▸ Data provided:
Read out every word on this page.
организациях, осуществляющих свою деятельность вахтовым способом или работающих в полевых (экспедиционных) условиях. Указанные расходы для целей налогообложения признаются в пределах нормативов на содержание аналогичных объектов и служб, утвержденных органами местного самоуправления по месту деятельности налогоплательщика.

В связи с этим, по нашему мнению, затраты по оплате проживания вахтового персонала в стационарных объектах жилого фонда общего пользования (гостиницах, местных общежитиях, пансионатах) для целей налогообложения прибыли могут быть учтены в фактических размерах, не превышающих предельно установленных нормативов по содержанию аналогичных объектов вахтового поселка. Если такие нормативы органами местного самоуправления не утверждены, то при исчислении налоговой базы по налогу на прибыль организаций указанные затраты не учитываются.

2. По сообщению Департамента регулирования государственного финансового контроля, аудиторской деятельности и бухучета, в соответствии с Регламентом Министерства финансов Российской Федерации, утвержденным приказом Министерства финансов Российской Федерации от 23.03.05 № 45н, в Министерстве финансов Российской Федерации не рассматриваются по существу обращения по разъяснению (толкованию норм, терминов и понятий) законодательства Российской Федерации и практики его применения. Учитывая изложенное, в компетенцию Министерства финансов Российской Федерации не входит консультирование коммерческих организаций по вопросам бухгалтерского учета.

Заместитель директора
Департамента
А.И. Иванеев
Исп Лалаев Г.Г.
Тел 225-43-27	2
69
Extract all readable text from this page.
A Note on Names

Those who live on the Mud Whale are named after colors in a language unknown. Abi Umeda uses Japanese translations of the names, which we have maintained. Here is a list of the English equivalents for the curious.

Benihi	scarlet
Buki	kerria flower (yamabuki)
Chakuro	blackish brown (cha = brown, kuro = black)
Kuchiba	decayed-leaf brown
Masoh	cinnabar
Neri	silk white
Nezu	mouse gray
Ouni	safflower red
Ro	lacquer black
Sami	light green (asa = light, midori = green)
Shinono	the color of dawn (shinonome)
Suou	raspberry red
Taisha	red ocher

▸ Stated problem: Once more, set down the full listing, verbatim.

▸ Result for this exercise:
Read out every word on this page.
организациях, осуществляющих свою деятельность вахтовым способом или работающих в полевых (экспедиционных) условиях. Указанные расходы для целей налогообложения признаются в пределах нормативов на содержание аналогичных объектов и служб, утвержденных органами местного самоуправления по месту деятельности налогоплательщика.

В связи с этим, по нашему мнению, затраты по оплате проживания вахтового персонала в стационарных объектах жилого фонда общего пользования (гостиницах, местных общежитиях, пансионатах) для целей налогообложения прибыли могут быть учтены в фактических размерах, не превышающих предельно установленных нормативов по содержанию аналогичных объектов вахтового поселка. Если такие нормативы органами местного самоуправления не утверждены, то при исчислении налоговой базы по налогу на прибыль организаций указанные затраты не учитываются.

2. По сообщению Департамента регулирования государственного финансового контроля, аудиторской деятельности и бухучета, в соответствии с Регламентом Министерства финансов Российской Федерации, утвержденным приказом Министерства финансов Российской Федерации от 23.03.05 № 45н, в Министерстве финансов Российской Федерации не рассматриваются по существу обращения по разъяснению (толкованию норм, терминов и понятий) законодательства Российской Федерации и практики его применения. Учитывая изложенное, в компетенцию Министерства финансов Российской Федерации не входит консультирование коммерческих организаций по вопросам бухгалтерского учета.

Заместитель директора
Департамента
А.И. Иванеев
Исп Лалаев Г.Г.
Тел 225-43-27	2
69
Extract all readable text from this page.
A Note on Names

Those who live on the Mud Whale are named after colors in a language unknown. Abi Umeda uses Japanese translations of the names, which we have maintained. Here is a list of the English equivalents for the curious.

Benihi	scarlet
Buki	kerria flower (yamabuki)
Chakuro	blackish brown (cha = brown, kuro = black)
Kuchiba	decayed-leaf brown
Masoh	cinnabar
Neri	silk white
Nezu	mouse gray
Ouni	safflower red
Ro	lacquer black
Sami	light green (asa = light, midori = green)
Shinono	the color of dawn (shinonome)
Suou	raspberry red
Taisha	red ocher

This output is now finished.